◆ What needs to be done
Your task is to repeat the entries word for word while leaving out the pictures.

□ □ □ □ □

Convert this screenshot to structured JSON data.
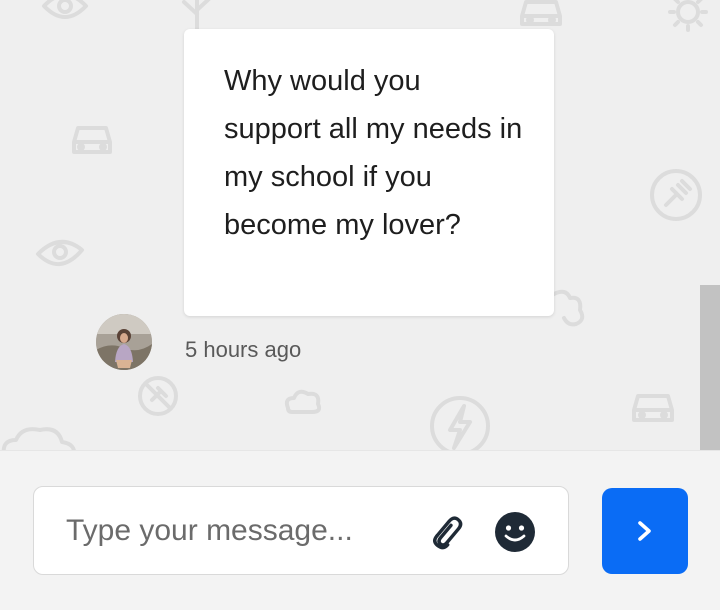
{
  "chat": {
    "message": {
      "text": "Why would you support all my needs in my school if you become my lover?",
      "timestamp": "5 hours ago",
      "sender_avatar_icon": "user-photo-avatar"
    },
    "background_pattern": "doodle-wallpaper"
  },
  "composer": {
    "placeholder": "Type your message...",
    "value": "",
    "attach_icon": "paperclip-icon",
    "emoji_icon": "smiley-icon",
    "send_icon": "chevron-right-icon"
  },
  "colors": {
    "accent": "#0a6cf5",
    "chat_background": "#efefef",
    "bubble": "#ffffff",
    "emoji": "#1f2a36"
  }
}
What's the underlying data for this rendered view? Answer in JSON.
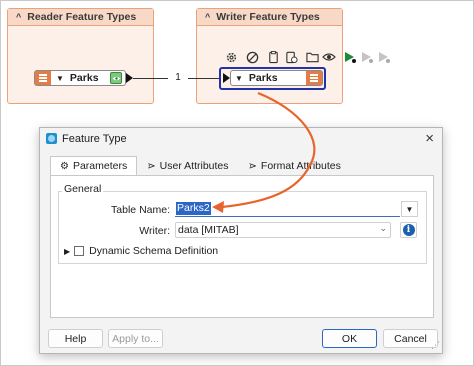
{
  "canvas": {
    "reader_bookmark": {
      "title": "Reader Feature Types",
      "feature": "Parks"
    },
    "writer_bookmark": {
      "title": "Writer Feature Types",
      "feature": "Parks"
    },
    "connection_count": "1",
    "toolbar_icons": [
      "gear-icon",
      "block-icon",
      "clipboard-icon",
      "clipboard-clock-icon",
      "folder-icon",
      "eye-icon",
      "run-icon",
      "run-disabled-icon",
      "run-options-icon"
    ],
    "colors": {
      "bookmark_fill": "#fdf0e8",
      "bookmark_border": "#e9a27b",
      "feature_tag": "#e47c45",
      "selection": "#2233aa",
      "arrow": "#e8642c"
    }
  },
  "dialog": {
    "title": "Feature Type",
    "tabs": [
      "Parameters",
      "User Attributes",
      "Format Attributes"
    ],
    "group_title": "General",
    "table_name": {
      "label": "Table Name:",
      "value": "Parks2"
    },
    "writer": {
      "label": "Writer:",
      "value": "data [MITAB]"
    },
    "dynamic_schema": {
      "label": "Dynamic Schema Definition",
      "checked": false
    },
    "buttons": {
      "help": "Help",
      "apply": "Apply to...",
      "ok": "OK",
      "cancel": "Cancel"
    }
  }
}
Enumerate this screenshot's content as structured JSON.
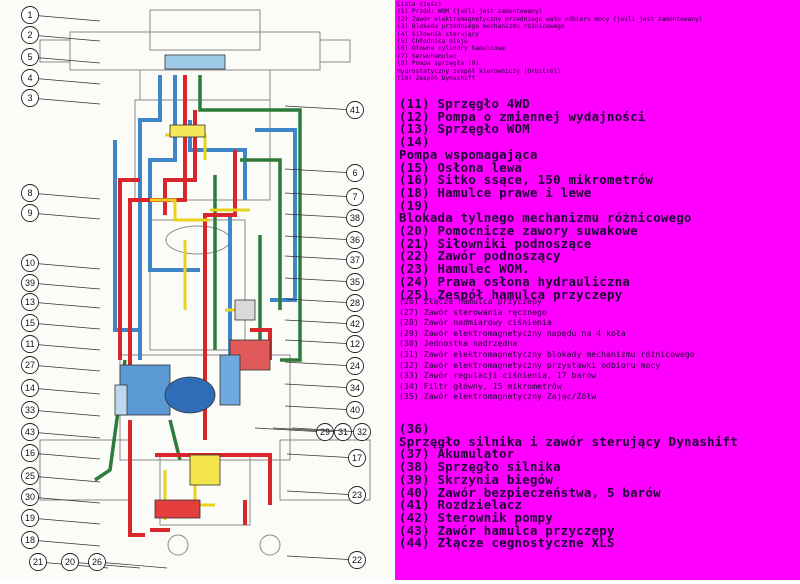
{
  "legend": {
    "small_items": [
      "Lista części",
      "(1) Przód: WOM (jeśli jest zamontowany)",
      "(2) Zawór elektromagnetyczny przedniego wału odbioru mocy (jeśli jest zamontowany)",
      "(3) Blokada przedniego mechanizmu różnicowego",
      "(4) Siłownik sterujący",
      "(5) Chłodnica oleju",
      "(6) Główne cylindry hamulcowe",
      "(7) Serwohamulec",
      "(8) Pompa sprzęgła (9)",
      "Hydrostatyczny zespół kierowniczy (Orbitrol)",
      "(10) Zespół Dynashift"
    ],
    "big_items_a": [
      "(11) Sprzęgło 4WD",
      "(12) Pompa o zmiennej wydajności",
      "(13) Sprzęgło WOM",
      "(14)",
      "Pompa wspomagająca",
      "(15) Osłona lewa",
      "(16) Sitko ssące, 150 mikrometrów",
      "(18) Hamulce prawe i lewe",
      "(19)",
      "Blokada tylnego mechanizmu różnicowego",
      "(20) Pomocnicze zawory suwakowe",
      "(21) Siłowniki podnoszące",
      "(22) Zawór podnoszący",
      "(23) Hamulec WOM.",
      "(24) Prawa osłona hydrauliczna",
      "(25) Zespół hamulca przyczepy"
    ],
    "mid_items": [
      "(26) Złącze hamulca przyczepy",
      "(27) Zawór sterowania ręcznego",
      "(28) Zawór nadmiarowy ciśnienia",
      "(29) Zawór elektromagnetyczny napędu na 4 koła",
      "(30) Jednostka nadrzędna",
      "(31) Zawór elektromagnetyczny blokady mechanizmu różnicowego",
      "(32) Zawór elektromagnetyczny przystawki odbioru mocy",
      "(33) Zawór regulacji ciśnienia, 17 barów",
      "(34) Filtr główny, 15 mikrometrów",
      "(35) Zawór elektromagnetyczny Zając/Żółw"
    ],
    "big_items_b": [
      "(36)",
      "Sprzęgło silnika i zawór sterujący Dynashift",
      "(37) Akumulator",
      "(38) Sprzęgło silnika",
      "(39) Skrzynia biegów",
      "(40) Zawór bezpieczeństwa, 5 barów",
      "(41) Rozdzielacz",
      "(42) Sterownik pompy",
      "(43) Zawór hamulca przyczepy",
      "(44) Złącze cegnostyczne XLS"
    ]
  },
  "callouts_left": [
    {
      "n": "1"
    },
    {
      "n": "2"
    },
    {
      "n": "5"
    },
    {
      "n": "4"
    },
    {
      "n": "3"
    },
    {
      "n": "8"
    },
    {
      "n": "9"
    },
    {
      "n": "10"
    },
    {
      "n": "39"
    },
    {
      "n": "13"
    },
    {
      "n": "15"
    },
    {
      "n": "11"
    },
    {
      "n": "27"
    },
    {
      "n": "14"
    },
    {
      "n": "33"
    },
    {
      "n": "43"
    },
    {
      "n": "16"
    },
    {
      "n": "25"
    },
    {
      "n": "30"
    },
    {
      "n": "19"
    },
    {
      "n": "18"
    },
    {
      "n": "21"
    },
    {
      "n": "20"
    },
    {
      "n": "26"
    }
  ],
  "callouts_right": [
    {
      "n": "41"
    },
    {
      "n": "6"
    },
    {
      "n": "7"
    },
    {
      "n": "38"
    },
    {
      "n": "36"
    },
    {
      "n": "37"
    },
    {
      "n": "35"
    },
    {
      "n": "28"
    },
    {
      "n": "42"
    },
    {
      "n": "12"
    },
    {
      "n": "24"
    },
    {
      "n": "34"
    },
    {
      "n": "40"
    },
    {
      "n": "29"
    },
    {
      "n": "31"
    },
    {
      "n": "32"
    },
    {
      "n": "17"
    },
    {
      "n": "23"
    },
    {
      "n": "22"
    }
  ],
  "colors": {
    "legend_bg": "#ff00ff",
    "line_red": "#d8262c",
    "line_blue": "#3f86c8",
    "line_green": "#2d7a3a",
    "line_yellow": "#e8d21c"
  }
}
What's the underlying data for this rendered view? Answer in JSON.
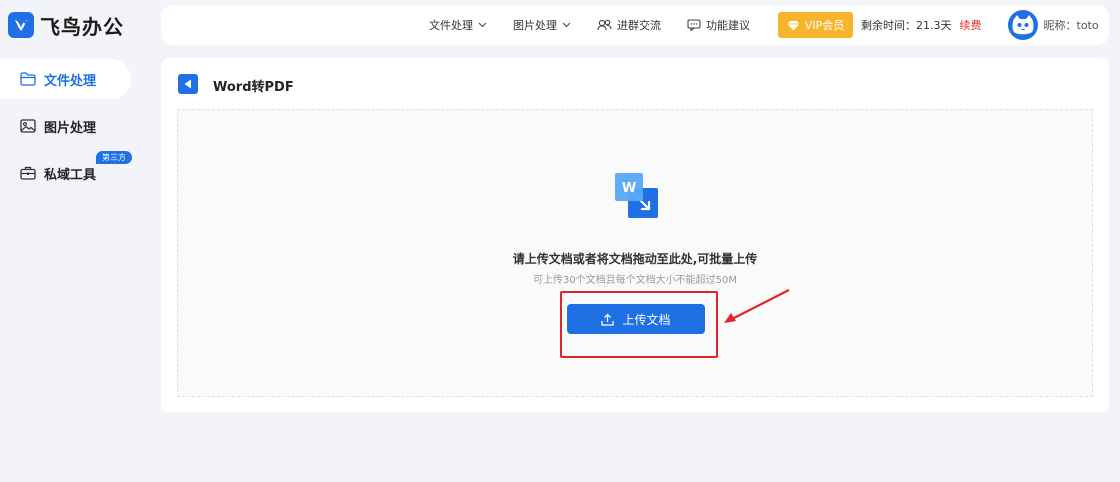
{
  "brand": {
    "name": "飞鸟办公"
  },
  "header": {
    "nav": [
      {
        "label": "文件处理",
        "icon": "chevron-down-icon"
      },
      {
        "label": "图片处理",
        "icon": "chevron-down-icon"
      }
    ],
    "group_chat": "进群交流",
    "feedback": "功能建议",
    "vip_label": "VIP会员",
    "remaining_time": "剩余时间：21.3天",
    "renew_label": "续费",
    "nickname": "昵称：toto"
  },
  "sidebar": {
    "items": [
      {
        "label": "文件处理",
        "icon": "folder-icon",
        "active": true
      },
      {
        "label": "图片处理",
        "icon": "image-icon",
        "active": false
      },
      {
        "label": "私域工具",
        "icon": "briefcase-icon",
        "active": false,
        "badge": "第三方"
      }
    ]
  },
  "main": {
    "title": "Word转PDF",
    "upload": {
      "file_badge": "W",
      "title": "请上传文档或者将文档拖动至此处,可批量上传",
      "subtitle": "可上传30个文档且每个文档大小不能超过50M",
      "button_label": "上传文档"
    }
  },
  "colors": {
    "accent": "#1f6fe5",
    "vip": "#f8b52c",
    "renew": "#e5302a",
    "annotation": "#e0262b",
    "background": "#f3f4f9"
  }
}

□ □ □ □ □

◆ Response to this task
Convert this screenshot to structured JSON data.
{
  "chat": {
    "message": {
      "text": "Why would you support all my needs in my school if you become my lover?",
      "timestamp": "5 hours ago",
      "sender_avatar_icon": "user-photo-avatar"
    },
    "background_pattern": "doodle-wallpaper"
  },
  "composer": {
    "placeholder": "Type your message...",
    "value": "",
    "attach_icon": "paperclip-icon",
    "emoji_icon": "smiley-icon",
    "send_icon": "chevron-right-icon"
  },
  "colors": {
    "accent": "#0a6cf5",
    "chat_background": "#efefef",
    "bubble": "#ffffff",
    "emoji": "#1f2a36"
  }
}
What's the underlying data for this rendered view? Answer in JSON.
{
  "canvas": {
    "reader_bookmark": {
      "title": "Reader Feature Types",
      "feature": "Parks"
    },
    "writer_bookmark": {
      "title": "Writer Feature Types",
      "feature": "Parks"
    },
    "connection_count": "1",
    "toolbar_icons": [
      "gear-icon",
      "block-icon",
      "clipboard-icon",
      "clipboard-clock-icon",
      "folder-icon",
      "eye-icon",
      "run-icon",
      "run-disabled-icon",
      "run-options-icon"
    ],
    "colors": {
      "bookmark_fill": "#fdf0e8",
      "bookmark_border": "#e9a27b",
      "feature_tag": "#e47c45",
      "selection": "#2233aa",
      "arrow": "#e8642c"
    }
  },
  "dialog": {
    "title": "Feature Type",
    "tabs": [
      "Parameters",
      "User Attributes",
      "Format Attributes"
    ],
    "group_title": "General",
    "table_name": {
      "label": "Table Name:",
      "value": "Parks2"
    },
    "writer": {
      "label": "Writer:",
      "value": "data [MITAB]"
    },
    "dynamic_schema": {
      "label": "Dynamic Schema Definition",
      "checked": false
    },
    "buttons": {
      "help": "Help",
      "apply": "Apply to...",
      "ok": "OK",
      "cancel": "Cancel"
    }
  }
}
Enumerate this screenshot's content as structured JSON.
{
  "legend": {
    "small_items": [
      "Lista części",
      "(1) Przód: WOM (jeśli jest zamontowany)",
      "(2) Zawór elektromagnetyczny przedniego wału odbioru mocy (jeśli jest zamontowany)",
      "(3) Blokada przedniego mechanizmu różnicowego",
      "(4) Siłownik sterujący",
      "(5) Chłodnica oleju",
      "(6) Główne cylindry hamulcowe",
      "(7) Serwohamulec",
      "(8) Pompa sprzęgła (9)",
      "Hydrostatyczny zespół kierowniczy (Orbitrol)",
      "(10) Zespół Dynashift"
    ],
    "big_items_a": [
      "(11) Sprzęgło 4WD",
      "(12) Pompa o zmiennej wydajności",
      "(13) Sprzęgło WOM",
      "(14)",
      "Pompa wspomagająca",
      "(15) Osłona lewa",
      "(16) Sitko ssące, 150 mikrometrów",
      "(18) Hamulce prawe i lewe",
      "(19)",
      "Blokada tylnego mechanizmu różnicowego",
      "(20) Pomocnicze zawory suwakowe",
      "(21) Siłowniki podnoszące",
      "(22) Zawór podnoszący",
      "(23) Hamulec WOM.",
      "(24) Prawa osłona hydrauliczna",
      "(25) Zespół hamulca przyczepy"
    ],
    "mid_items": [
      "(26) Złącze hamulca przyczepy",
      "(27) Zawór sterowania ręcznego",
      "(28) Zawór nadmiarowy ciśnienia",
      "(29) Zawór elektromagnetyczny napędu na 4 koła",
      "(30) Jednostka nadrzędna",
      "(31) Zawór elektromagnetyczny blokady mechanizmu różnicowego",
      "(32) Zawór elektromagnetyczny przystawki odbioru mocy",
      "(33) Zawór regulacji ciśnienia, 17 barów",
      "(34) Filtr główny, 15 mikrometrów",
      "(35) Zawór elektromagnetyczny Zając/Żółw"
    ],
    "big_items_b": [
      "(36)",
      "Sprzęgło silnika i zawór sterujący Dynashift",
      "(37) Akumulator",
      "(38) Sprzęgło silnika",
      "(39) Skrzynia biegów",
      "(40) Zawór bezpieczeństwa, 5 barów",
      "(41) Rozdzielacz",
      "(42) Sterownik pompy",
      "(43) Zawór hamulca przyczepy",
      "(44) Złącze cegnostyczne XLS"
    ]
  },
  "callouts_left": [
    {
      "n": "1"
    },
    {
      "n": "2"
    },
    {
      "n": "5"
    },
    {
      "n": "4"
    },
    {
      "n": "3"
    },
    {
      "n": "8"
    },
    {
      "n": "9"
    },
    {
      "n": "10"
    },
    {
      "n": "39"
    },
    {
      "n": "13"
    },
    {
      "n": "15"
    },
    {
      "n": "11"
    },
    {
      "n": "27"
    },
    {
      "n": "14"
    },
    {
      "n": "33"
    },
    {
      "n": "43"
    },
    {
      "n": "16"
    },
    {
      "n": "25"
    },
    {
      "n": "30"
    },
    {
      "n": "19"
    },
    {
      "n": "18"
    },
    {
      "n": "21"
    },
    {
      "n": "20"
    },
    {
      "n": "26"
    }
  ],
  "callouts_right": [
    {
      "n": "41"
    },
    {
      "n": "6"
    },
    {
      "n": "7"
    },
    {
      "n": "38"
    },
    {
      "n": "36"
    },
    {
      "n": "37"
    },
    {
      "n": "35"
    },
    {
      "n": "28"
    },
    {
      "n": "42"
    },
    {
      "n": "12"
    },
    {
      "n": "24"
    },
    {
      "n": "34"
    },
    {
      "n": "40"
    },
    {
      "n": "29"
    },
    {
      "n": "31"
    },
    {
      "n": "32"
    },
    {
      "n": "17"
    },
    {
      "n": "23"
    },
    {
      "n": "22"
    }
  ],
  "colors": {
    "legend_bg": "#ff00ff",
    "line_red": "#d8262c",
    "line_blue": "#3f86c8",
    "line_green": "#2d7a3a",
    "line_yellow": "#e8d21c"
  }
}
What's the underlying data for this rendered view? Answer in JSON.
{
  "brand": {
    "name": "飞鸟办公"
  },
  "header": {
    "nav": [
      {
        "label": "文件处理",
        "icon": "chevron-down-icon"
      },
      {
        "label": "图片处理",
        "icon": "chevron-down-icon"
      }
    ],
    "group_chat": "进群交流",
    "feedback": "功能建议",
    "vip_label": "VIP会员",
    "remaining_time": "剩余时间：21.3天",
    "renew_label": "续费",
    "nickname": "昵称：toto"
  },
  "sidebar": {
    "items": [
      {
        "label": "文件处理",
        "icon": "folder-icon",
        "active": true
      },
      {
        "label": "图片处理",
        "icon": "image-icon",
        "active": false
      },
      {
        "label": "私域工具",
        "icon": "briefcase-icon",
        "active": false,
        "badge": "第三方"
      }
    ]
  },
  "main": {
    "title": "Word转PDF",
    "upload": {
      "file_badge": "W",
      "title": "请上传文档或者将文档拖动至此处,可批量上传",
      "subtitle": "可上传30个文档且每个文档大小不能超过50M",
      "button_label": "上传文档"
    }
  },
  "colors": {
    "accent": "#1f6fe5",
    "vip": "#f8b52c",
    "renew": "#e5302a",
    "annotation": "#e0262b",
    "background": "#f3f4f9"
  }
}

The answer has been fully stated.